> **What to do**
Set out each line from the following listing that includes the word "Case".
* START Working data *
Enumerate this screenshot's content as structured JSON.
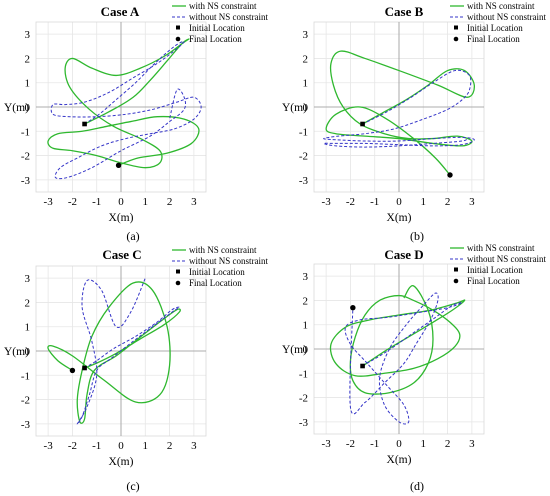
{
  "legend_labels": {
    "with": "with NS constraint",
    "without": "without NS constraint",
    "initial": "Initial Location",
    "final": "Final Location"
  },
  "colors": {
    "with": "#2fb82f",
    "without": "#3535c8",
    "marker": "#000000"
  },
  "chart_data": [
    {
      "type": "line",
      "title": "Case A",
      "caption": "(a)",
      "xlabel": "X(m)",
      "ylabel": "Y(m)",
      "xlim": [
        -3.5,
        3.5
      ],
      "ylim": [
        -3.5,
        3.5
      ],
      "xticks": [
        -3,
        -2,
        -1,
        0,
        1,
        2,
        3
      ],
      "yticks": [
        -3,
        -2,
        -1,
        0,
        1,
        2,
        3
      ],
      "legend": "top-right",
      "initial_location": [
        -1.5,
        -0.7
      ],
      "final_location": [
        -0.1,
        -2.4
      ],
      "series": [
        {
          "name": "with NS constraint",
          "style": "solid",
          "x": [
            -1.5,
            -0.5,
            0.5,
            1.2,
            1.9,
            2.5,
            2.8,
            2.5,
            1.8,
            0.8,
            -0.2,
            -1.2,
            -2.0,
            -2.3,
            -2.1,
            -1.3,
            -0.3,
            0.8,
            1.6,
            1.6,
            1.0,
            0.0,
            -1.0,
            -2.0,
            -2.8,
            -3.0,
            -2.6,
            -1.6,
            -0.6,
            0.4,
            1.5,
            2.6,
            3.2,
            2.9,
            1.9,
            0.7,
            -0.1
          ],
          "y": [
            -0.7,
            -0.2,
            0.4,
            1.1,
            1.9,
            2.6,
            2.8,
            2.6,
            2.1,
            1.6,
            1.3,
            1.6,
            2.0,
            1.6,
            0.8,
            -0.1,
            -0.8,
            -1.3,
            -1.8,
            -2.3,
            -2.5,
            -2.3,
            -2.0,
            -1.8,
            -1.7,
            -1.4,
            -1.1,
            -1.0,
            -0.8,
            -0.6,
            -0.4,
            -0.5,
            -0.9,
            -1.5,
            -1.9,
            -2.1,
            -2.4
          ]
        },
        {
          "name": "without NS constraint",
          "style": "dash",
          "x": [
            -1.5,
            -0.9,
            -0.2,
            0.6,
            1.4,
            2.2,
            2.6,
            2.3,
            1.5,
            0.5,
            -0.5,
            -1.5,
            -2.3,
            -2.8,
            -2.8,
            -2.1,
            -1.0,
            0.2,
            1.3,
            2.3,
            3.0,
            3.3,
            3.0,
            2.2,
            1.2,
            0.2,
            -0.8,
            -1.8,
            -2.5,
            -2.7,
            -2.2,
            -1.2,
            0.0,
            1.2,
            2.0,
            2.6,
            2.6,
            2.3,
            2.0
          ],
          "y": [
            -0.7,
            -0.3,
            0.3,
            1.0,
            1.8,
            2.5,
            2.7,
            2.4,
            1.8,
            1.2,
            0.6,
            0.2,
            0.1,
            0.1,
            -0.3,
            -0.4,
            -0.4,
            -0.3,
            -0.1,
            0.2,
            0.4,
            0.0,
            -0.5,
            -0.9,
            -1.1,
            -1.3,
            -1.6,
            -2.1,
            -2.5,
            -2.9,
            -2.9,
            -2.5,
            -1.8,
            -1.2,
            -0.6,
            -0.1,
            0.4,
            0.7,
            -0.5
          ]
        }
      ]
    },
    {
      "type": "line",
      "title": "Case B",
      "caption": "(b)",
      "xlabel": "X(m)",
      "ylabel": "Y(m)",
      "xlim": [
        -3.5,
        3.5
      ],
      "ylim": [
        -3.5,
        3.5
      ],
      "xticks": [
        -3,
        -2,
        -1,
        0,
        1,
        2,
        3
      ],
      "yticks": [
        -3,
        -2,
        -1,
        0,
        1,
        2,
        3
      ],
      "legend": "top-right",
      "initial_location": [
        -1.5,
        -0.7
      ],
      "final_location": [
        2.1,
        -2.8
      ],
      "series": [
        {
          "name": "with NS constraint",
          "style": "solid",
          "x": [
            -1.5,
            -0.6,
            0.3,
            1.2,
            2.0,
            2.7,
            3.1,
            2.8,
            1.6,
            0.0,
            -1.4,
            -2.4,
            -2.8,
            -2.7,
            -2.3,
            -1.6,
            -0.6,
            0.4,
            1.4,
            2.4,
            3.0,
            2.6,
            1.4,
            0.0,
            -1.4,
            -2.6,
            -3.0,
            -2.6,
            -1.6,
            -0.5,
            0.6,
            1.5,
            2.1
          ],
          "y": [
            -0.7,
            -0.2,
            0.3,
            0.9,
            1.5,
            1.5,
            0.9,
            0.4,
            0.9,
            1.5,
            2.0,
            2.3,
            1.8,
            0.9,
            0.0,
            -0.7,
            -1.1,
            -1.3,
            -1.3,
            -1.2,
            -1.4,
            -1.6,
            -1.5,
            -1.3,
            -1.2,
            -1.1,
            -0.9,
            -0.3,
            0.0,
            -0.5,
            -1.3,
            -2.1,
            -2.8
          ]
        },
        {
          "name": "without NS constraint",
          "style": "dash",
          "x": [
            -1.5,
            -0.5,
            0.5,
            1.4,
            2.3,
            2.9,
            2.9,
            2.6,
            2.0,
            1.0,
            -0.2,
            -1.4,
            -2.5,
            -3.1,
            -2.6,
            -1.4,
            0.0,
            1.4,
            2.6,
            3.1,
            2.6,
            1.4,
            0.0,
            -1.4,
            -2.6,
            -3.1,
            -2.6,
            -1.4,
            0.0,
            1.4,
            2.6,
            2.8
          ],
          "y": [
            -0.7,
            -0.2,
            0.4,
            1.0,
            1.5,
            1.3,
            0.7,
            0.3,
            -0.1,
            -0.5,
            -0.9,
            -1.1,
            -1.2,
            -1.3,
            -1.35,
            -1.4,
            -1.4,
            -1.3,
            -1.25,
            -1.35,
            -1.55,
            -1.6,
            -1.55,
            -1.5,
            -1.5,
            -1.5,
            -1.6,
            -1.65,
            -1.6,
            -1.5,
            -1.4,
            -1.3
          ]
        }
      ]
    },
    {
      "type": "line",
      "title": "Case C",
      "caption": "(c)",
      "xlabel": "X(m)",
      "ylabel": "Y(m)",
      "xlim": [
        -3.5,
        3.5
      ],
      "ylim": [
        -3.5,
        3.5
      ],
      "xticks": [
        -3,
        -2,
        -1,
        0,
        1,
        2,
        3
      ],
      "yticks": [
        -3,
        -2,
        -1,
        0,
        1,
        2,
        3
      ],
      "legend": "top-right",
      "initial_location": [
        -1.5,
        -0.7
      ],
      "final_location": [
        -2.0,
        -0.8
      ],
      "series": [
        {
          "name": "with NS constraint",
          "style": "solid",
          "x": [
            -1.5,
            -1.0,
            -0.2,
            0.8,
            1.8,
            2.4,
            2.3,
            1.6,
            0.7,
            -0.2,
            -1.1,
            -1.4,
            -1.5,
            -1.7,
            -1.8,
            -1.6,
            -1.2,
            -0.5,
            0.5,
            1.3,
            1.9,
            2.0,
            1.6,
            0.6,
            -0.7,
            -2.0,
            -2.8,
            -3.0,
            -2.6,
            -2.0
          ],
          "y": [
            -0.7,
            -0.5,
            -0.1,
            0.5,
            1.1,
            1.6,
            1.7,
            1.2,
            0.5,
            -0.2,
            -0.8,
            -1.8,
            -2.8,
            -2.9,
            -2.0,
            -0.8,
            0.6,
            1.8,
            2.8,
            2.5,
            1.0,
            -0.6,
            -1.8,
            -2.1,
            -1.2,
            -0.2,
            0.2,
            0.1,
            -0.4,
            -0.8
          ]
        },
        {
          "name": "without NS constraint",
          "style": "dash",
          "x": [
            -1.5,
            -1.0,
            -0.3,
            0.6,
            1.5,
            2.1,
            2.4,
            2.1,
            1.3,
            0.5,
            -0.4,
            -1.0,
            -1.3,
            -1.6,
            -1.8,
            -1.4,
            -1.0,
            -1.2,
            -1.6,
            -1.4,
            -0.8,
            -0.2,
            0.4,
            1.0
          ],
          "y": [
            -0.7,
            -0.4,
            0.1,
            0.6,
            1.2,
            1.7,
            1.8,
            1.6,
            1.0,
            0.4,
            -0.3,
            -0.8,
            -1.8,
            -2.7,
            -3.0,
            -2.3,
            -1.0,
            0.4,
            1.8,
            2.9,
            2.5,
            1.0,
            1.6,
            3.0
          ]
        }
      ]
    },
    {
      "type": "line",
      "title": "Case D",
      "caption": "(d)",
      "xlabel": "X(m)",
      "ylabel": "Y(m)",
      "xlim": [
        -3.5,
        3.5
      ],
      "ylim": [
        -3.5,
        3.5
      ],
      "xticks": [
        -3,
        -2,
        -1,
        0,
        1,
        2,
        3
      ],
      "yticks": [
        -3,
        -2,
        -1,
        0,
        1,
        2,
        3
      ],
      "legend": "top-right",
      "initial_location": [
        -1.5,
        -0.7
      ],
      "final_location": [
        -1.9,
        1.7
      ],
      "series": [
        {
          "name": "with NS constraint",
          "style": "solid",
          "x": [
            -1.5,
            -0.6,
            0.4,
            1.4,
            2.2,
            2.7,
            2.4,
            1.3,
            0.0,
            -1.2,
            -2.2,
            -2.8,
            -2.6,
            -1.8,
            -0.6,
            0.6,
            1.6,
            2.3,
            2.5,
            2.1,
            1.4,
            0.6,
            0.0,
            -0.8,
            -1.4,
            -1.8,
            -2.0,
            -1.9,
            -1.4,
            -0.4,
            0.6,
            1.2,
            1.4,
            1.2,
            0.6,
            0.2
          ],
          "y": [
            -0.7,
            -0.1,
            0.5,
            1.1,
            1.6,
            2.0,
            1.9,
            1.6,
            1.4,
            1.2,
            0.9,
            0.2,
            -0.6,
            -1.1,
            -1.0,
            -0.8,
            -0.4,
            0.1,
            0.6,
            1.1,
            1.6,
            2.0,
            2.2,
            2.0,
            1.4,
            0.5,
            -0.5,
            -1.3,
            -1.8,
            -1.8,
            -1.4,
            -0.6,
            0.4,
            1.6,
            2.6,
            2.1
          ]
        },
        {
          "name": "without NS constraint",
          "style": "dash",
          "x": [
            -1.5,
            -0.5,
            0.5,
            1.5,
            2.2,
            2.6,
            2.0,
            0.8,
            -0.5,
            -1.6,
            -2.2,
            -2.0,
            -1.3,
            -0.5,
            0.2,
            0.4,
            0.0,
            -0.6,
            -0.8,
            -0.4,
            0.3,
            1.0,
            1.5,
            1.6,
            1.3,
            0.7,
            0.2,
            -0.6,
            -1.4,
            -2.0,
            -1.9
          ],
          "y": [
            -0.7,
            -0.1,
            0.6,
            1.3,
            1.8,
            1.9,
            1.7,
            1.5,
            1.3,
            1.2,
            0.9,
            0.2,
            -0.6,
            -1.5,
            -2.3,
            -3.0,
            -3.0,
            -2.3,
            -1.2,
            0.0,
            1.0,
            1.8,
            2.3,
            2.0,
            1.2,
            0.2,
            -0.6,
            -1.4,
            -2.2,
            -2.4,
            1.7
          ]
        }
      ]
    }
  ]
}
* END Working data *
* START Working data *
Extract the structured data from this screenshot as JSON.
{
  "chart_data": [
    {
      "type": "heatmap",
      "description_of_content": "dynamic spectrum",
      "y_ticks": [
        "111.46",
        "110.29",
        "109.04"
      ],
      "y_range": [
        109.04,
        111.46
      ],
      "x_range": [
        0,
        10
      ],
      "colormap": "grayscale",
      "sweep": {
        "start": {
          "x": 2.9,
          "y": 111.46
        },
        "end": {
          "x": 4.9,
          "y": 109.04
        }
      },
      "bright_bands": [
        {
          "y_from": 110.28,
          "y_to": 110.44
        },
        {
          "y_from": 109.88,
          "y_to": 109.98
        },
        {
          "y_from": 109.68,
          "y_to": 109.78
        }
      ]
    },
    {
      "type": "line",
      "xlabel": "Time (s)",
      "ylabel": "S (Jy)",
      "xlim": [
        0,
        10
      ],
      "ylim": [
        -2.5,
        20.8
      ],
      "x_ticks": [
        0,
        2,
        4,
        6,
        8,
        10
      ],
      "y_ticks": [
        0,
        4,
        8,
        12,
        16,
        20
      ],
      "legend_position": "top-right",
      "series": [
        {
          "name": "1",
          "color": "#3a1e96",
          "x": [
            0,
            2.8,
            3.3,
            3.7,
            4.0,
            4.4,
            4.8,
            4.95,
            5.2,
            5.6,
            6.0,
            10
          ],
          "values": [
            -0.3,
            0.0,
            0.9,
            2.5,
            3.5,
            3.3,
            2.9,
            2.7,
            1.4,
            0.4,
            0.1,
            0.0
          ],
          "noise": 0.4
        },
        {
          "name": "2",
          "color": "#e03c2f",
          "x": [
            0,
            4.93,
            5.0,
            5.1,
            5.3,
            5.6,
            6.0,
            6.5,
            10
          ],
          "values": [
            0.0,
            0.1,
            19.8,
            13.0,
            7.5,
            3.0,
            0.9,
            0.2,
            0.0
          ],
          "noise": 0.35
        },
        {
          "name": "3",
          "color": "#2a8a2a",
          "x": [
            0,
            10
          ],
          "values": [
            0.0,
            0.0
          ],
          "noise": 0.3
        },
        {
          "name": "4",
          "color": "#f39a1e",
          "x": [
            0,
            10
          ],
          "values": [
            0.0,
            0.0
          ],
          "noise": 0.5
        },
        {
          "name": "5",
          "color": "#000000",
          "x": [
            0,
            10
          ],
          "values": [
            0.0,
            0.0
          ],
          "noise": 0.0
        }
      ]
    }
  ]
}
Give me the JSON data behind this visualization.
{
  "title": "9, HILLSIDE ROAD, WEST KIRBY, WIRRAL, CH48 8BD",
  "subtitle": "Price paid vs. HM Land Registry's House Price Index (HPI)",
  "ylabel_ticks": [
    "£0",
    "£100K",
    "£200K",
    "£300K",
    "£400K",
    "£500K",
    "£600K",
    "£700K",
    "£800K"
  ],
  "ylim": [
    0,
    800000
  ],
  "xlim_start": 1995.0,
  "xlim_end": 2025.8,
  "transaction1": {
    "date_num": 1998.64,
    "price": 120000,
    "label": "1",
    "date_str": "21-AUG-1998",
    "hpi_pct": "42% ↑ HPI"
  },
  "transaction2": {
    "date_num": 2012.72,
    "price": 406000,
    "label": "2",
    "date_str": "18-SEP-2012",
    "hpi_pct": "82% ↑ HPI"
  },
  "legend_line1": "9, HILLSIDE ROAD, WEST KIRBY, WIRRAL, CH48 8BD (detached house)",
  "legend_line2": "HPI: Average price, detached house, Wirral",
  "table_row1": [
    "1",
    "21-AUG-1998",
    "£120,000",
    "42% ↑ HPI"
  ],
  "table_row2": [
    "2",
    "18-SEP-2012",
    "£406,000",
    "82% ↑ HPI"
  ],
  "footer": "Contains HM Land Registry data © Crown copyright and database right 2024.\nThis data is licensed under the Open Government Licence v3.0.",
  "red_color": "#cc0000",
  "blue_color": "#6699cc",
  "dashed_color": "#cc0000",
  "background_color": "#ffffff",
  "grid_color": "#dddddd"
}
* END Working data *
* START Working data *
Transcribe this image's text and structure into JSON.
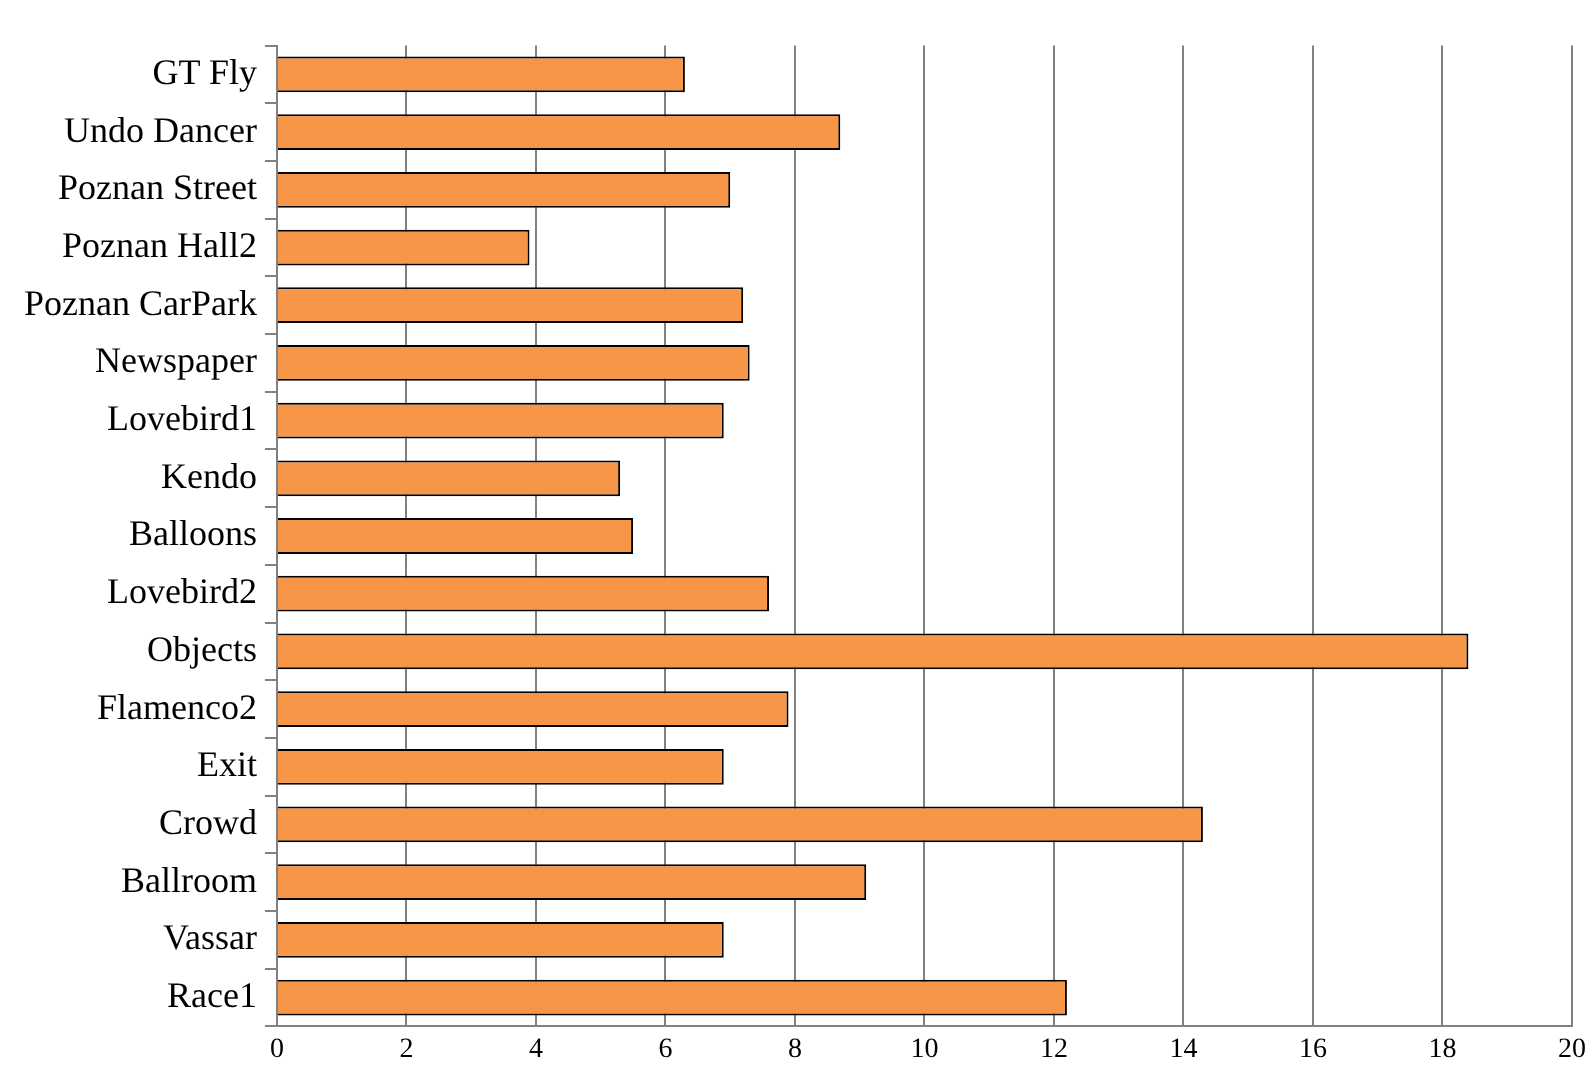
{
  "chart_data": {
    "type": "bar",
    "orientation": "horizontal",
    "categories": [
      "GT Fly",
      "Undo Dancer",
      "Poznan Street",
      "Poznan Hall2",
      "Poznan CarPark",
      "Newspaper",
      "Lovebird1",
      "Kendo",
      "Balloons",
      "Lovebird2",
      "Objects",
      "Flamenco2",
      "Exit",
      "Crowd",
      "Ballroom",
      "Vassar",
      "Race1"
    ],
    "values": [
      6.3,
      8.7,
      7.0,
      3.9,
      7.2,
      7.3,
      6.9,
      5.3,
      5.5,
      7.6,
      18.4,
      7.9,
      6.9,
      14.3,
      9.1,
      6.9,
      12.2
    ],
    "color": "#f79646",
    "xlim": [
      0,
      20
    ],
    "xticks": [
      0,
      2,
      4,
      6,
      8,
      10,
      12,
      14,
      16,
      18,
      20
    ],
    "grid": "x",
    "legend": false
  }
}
* END Working data *
> **Answer below**
      "title": "Case A",
      "title": "Case B",
      "title": "Case C",
      "title": "Case D",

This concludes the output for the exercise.